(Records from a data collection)
+ + + + + + +
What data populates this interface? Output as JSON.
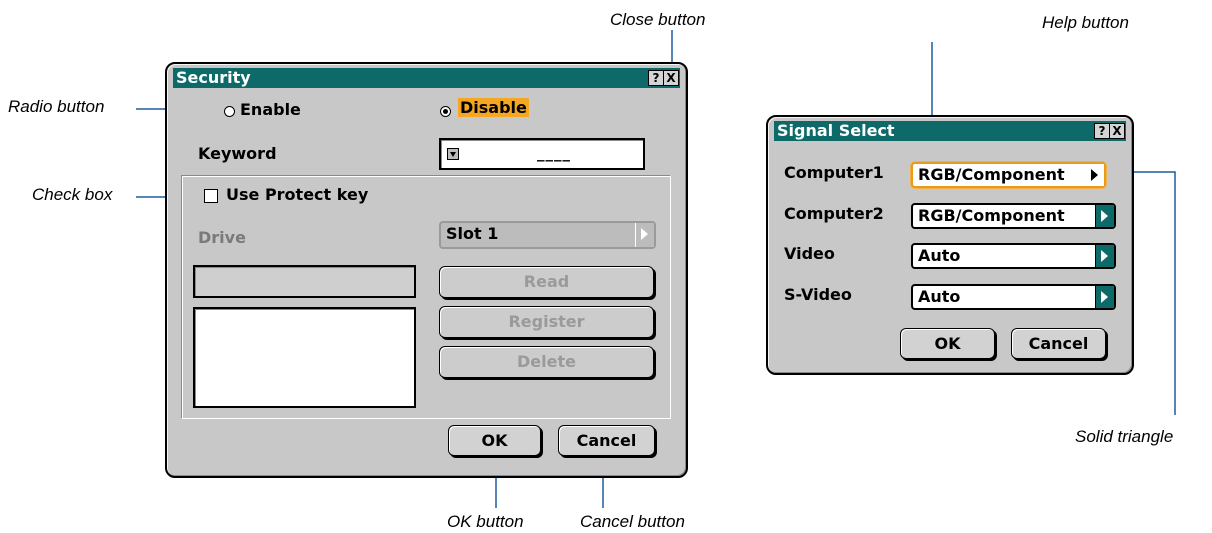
{
  "callouts": {
    "close_button": "Close button",
    "radio_button": "Radio button",
    "check_box": "Check box",
    "ok_button": "OK button",
    "cancel_button": "Cancel button",
    "help_button": "Help button",
    "solid_triangle": "Solid triangle"
  },
  "security": {
    "title": "Security",
    "help": "?",
    "close": "X",
    "enable_label": "Enable",
    "enable_checked": false,
    "disable_label": "Disable",
    "disable_checked": true,
    "keyword_label": "Keyword",
    "keyword_value": "____",
    "use_protect_key_label": "Use Protect key",
    "use_protect_key_checked": false,
    "drive_label": "Drive",
    "drive_value": "Slot 1",
    "read_label": "Read",
    "register_label": "Register",
    "delete_label": "Delete",
    "ok_label": "OK",
    "cancel_label": "Cancel"
  },
  "signal_select": {
    "title": "Signal Select",
    "help": "?",
    "close": "X",
    "rows": [
      {
        "label": "Computer1",
        "value": "RGB/Component"
      },
      {
        "label": "Computer2",
        "value": "RGB/Component"
      },
      {
        "label": "Video",
        "value": "Auto"
      },
      {
        "label": "S-Video",
        "value": "Auto"
      }
    ],
    "ok_label": "OK",
    "cancel_label": "Cancel"
  },
  "colors": {
    "titlebar": "#0d6a68",
    "highlight": "#f5a623",
    "dialog_bg": "#c8c8c8",
    "callout_line": "#1f5c9e"
  }
}
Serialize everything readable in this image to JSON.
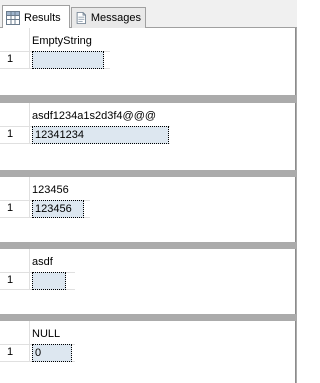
{
  "tabs": [
    {
      "label": "Results",
      "icon": "grid-icon",
      "active": true
    },
    {
      "label": "Messages",
      "icon": "document-icon",
      "active": false
    }
  ],
  "results": [
    {
      "column": "EmptyString",
      "rows": [
        {
          "num": "1",
          "value": ""
        }
      ]
    },
    {
      "column": "asdf1234a1s2d3f4@@@",
      "rows": [
        {
          "num": "1",
          "value": "12341234"
        }
      ]
    },
    {
      "column": "123456",
      "rows": [
        {
          "num": "1",
          "value": "123456"
        }
      ]
    },
    {
      "column": "asdf",
      "rows": [
        {
          "num": "1",
          "value": ""
        }
      ]
    },
    {
      "column": "NULL",
      "rows": [
        {
          "num": "1",
          "value": "0"
        }
      ]
    }
  ]
}
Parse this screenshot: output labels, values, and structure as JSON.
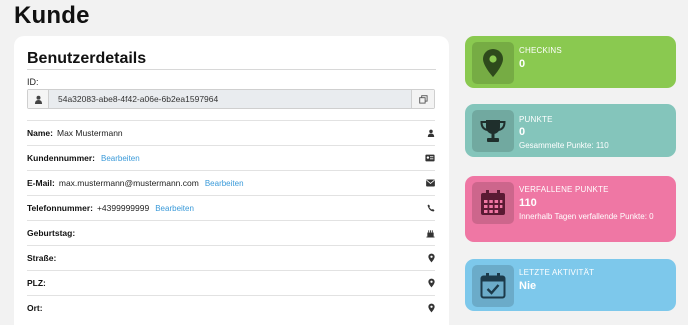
{
  "page": {
    "title": "Kunde"
  },
  "user_details": {
    "title": "Benutzerdetails",
    "id_label": "ID:",
    "id_value": "54a32083-abe8-4f42-a06e-6b2ea1597964",
    "rows": [
      {
        "label": "Name:",
        "value": "Max Mustermann",
        "edit": "",
        "icon": "user-icon"
      },
      {
        "label": "Kundennummer:",
        "value": "",
        "edit": "Bearbeiten",
        "icon": "id-card-icon"
      },
      {
        "label": "E-Mail:",
        "value": "max.mustermann@mustermann.com",
        "edit": "Bearbeiten",
        "icon": "envelope-icon"
      },
      {
        "label": "Telefonnummer:",
        "value": "+4399999999",
        "edit": "Bearbeiten",
        "icon": "phone-icon"
      },
      {
        "label": "Geburtstag:",
        "value": "",
        "edit": "",
        "icon": "cake-icon"
      },
      {
        "label": "Straße:",
        "value": "",
        "edit": "",
        "icon": "map-marker-icon"
      },
      {
        "label": "PLZ:",
        "value": "",
        "edit": "",
        "icon": "map-marker-icon"
      },
      {
        "label": "Ort:",
        "value": "",
        "edit": "",
        "icon": "map-marker-icon"
      }
    ]
  },
  "stats": {
    "checkins": {
      "label": "CHECKINS",
      "value": "0",
      "color": "#8ac950",
      "icon": "map-pin-icon"
    },
    "points": {
      "label": "PUNKTE",
      "value": "0",
      "sub": "Gesammelte Punkte: 110",
      "color": "#84c5bb",
      "icon": "trophy-icon"
    },
    "expired": {
      "label": "VERFALLENE PUNKTE",
      "value": "110",
      "sub": "Innerhalb Tagen verfallende Punkte: 0",
      "color": "#ef77a4",
      "icon": "calendar-icon"
    },
    "last_activity": {
      "label": "LETZTE AKTIVITÄT",
      "value": "Nie",
      "color": "#7dc8eb",
      "icon": "calendar-check-icon"
    }
  }
}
+ + + + + + +
**AIM OF THE TASK:**
Give nothing but the number of lines containing the string "JSON".

**THE OUTPUT:**
3